**GOAL:**
Determine the count of lines holding the string "this". Return only the number.
'''
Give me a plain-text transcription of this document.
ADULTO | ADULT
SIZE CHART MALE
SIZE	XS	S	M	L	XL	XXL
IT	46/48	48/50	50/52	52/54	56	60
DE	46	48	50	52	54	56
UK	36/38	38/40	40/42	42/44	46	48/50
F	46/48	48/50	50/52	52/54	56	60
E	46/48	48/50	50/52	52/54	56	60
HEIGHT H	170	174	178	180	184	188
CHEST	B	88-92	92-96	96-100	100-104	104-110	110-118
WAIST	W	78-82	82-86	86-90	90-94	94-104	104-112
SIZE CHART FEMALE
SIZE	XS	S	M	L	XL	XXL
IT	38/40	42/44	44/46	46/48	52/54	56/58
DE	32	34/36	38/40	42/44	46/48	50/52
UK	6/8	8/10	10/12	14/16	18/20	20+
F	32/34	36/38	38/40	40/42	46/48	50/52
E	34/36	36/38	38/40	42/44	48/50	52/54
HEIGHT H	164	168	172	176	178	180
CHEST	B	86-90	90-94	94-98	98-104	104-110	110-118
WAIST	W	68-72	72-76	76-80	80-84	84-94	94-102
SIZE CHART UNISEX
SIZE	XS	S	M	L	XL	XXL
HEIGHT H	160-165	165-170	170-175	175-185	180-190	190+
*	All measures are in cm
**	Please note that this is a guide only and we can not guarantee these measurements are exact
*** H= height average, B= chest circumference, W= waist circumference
'''
**WRITTEN ANSWER:**
2